> _Exercise directions_:
Copy the Dan Moylan interview from "Dan joins the" up to and including "start the show.", swapping "August" for "September".

> _Text to read_:
Dan Moylan - ASR Show Director
From the days of repping brands on the road, to his current status as ASR Show Director, Dan Moylan has been in the action sports industry through thick and thick, and his experience shows through his continued effort to bring the industry together at one destination, the Action Sports Retailer show (ASR). Dan knows the industry inside and out and has been surfing for the better part of his life. Rumor has it, he’s even been spotted skating a pirate ship – the plot thickens below.
Dan joins the scene to divulge “The Tale of Moylan,” along with a firsthand look into his career at large. To top it off, he also provides detailed insight into the spectrum of shows to hit the ASR scene this August 13-15, 2010. Without further a due, here’s Dan to start the show.
Who is Dan Moylan?
I’m the youngest of 14 children, a father, husband, friend, surfer, tradeshow lurker/director, and a person passionate about protecting and growing the action sports industry. Or as my friends are starting to describe me, “...home-slice has a pirate ship themed playground feature/gardening and construction shed/skate ramp all built into his backyard.” Yeah, you create something like that at your house for yourself, friends, kids and wife all to enjoy, and you kind of get pigeon-holed into a certain box. I have to give Jim Bell and his daughter Chloe special thanks for pouring their heart and soul into that skate ramp project.
ASR has made some big moves recently, with the addition of Crossroads, Class, and now Sacred Craft. Were you involved in making any of this happen?
Anytime we add a major event or change, the show and the whole team’s involved. We need operations/logistics details to figure out how to actually make it come to life, marketing to let retailers and brands know about it, engage city government and infrastructure partners, and sales/customer service to secure commitments.

> _Data entries_:
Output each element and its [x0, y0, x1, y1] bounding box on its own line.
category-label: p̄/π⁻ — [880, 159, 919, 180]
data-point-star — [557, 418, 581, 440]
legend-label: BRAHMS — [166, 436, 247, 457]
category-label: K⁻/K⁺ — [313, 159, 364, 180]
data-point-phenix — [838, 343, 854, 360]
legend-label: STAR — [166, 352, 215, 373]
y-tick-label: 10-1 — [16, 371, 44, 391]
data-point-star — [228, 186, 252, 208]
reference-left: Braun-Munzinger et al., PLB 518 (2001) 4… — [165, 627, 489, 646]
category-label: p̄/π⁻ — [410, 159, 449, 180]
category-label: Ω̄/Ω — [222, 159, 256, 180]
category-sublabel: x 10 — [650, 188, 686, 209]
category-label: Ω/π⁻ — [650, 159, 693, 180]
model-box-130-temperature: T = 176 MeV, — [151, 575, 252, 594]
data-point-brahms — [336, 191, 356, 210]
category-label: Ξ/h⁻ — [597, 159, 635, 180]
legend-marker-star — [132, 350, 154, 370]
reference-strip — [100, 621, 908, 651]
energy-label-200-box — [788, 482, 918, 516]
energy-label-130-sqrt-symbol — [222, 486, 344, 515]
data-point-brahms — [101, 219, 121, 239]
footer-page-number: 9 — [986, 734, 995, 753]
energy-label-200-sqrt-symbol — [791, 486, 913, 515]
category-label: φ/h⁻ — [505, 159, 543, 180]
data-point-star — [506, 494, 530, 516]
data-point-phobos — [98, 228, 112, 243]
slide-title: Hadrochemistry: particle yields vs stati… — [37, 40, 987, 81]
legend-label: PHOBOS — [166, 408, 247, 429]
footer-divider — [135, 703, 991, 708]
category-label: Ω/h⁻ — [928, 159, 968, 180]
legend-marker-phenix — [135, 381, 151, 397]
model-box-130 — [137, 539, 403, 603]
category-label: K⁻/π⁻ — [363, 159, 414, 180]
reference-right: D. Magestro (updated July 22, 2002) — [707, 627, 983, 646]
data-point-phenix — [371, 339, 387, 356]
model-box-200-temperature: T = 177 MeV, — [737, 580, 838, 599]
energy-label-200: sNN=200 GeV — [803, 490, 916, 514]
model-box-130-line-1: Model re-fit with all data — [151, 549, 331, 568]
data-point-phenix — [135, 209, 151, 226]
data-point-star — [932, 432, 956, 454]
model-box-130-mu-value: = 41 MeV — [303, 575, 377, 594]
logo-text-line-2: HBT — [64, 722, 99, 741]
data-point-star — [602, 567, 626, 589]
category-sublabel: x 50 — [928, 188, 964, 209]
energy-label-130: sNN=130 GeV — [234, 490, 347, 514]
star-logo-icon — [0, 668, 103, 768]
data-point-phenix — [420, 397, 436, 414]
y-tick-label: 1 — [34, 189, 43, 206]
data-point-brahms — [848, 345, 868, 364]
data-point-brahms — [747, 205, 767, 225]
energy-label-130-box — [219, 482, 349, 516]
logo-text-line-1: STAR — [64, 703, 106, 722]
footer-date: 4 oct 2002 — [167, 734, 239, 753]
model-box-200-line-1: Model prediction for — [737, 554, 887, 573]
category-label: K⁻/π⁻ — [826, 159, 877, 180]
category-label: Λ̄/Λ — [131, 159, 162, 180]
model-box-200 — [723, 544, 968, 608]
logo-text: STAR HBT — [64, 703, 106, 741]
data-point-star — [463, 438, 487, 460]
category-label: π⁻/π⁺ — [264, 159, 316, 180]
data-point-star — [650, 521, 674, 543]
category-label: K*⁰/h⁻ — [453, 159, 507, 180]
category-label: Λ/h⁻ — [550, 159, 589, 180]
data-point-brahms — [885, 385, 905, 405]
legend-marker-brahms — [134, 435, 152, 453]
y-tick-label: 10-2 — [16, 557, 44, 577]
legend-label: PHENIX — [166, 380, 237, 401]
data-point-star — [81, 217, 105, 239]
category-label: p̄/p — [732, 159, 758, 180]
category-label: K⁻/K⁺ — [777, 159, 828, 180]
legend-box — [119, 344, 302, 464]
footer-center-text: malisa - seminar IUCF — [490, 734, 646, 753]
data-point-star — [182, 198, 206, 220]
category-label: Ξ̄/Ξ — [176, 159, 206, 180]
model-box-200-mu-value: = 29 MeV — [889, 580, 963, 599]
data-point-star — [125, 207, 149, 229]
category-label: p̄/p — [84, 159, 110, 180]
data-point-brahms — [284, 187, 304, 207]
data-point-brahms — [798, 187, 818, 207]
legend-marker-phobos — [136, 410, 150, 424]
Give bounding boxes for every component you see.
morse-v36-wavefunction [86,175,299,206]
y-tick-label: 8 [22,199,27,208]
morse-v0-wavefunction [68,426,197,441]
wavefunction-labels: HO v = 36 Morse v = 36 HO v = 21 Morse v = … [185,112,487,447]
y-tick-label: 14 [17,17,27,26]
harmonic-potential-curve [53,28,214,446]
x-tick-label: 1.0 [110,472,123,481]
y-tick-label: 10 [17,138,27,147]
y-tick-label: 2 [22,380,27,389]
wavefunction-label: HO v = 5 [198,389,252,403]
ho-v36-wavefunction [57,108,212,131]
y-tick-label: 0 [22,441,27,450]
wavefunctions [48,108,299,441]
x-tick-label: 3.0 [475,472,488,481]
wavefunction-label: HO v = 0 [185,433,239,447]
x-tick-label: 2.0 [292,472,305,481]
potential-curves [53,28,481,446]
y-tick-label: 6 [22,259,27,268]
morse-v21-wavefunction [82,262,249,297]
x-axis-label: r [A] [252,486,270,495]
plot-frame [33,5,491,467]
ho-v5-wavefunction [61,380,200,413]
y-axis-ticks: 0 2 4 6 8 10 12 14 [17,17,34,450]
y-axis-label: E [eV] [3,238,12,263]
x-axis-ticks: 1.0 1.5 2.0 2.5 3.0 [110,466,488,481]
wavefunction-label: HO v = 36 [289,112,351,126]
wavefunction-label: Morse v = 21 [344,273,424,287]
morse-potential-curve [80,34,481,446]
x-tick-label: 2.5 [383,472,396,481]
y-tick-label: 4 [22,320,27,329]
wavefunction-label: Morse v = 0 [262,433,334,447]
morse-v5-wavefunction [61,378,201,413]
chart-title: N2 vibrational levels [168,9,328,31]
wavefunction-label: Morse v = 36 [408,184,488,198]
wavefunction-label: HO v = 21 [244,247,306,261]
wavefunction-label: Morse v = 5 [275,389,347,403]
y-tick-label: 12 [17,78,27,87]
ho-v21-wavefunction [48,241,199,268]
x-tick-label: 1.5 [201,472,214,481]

> _Answer to this task_:
Dan joins the scene to divulge “The Tale of Moylan,” along with a firsthand look into his career at large. To top it off, he also provides detailed insight into the spectrum of shows to hit the ASR scene this September 13-15, 2010. Without further a due, here’s Dan to start the show.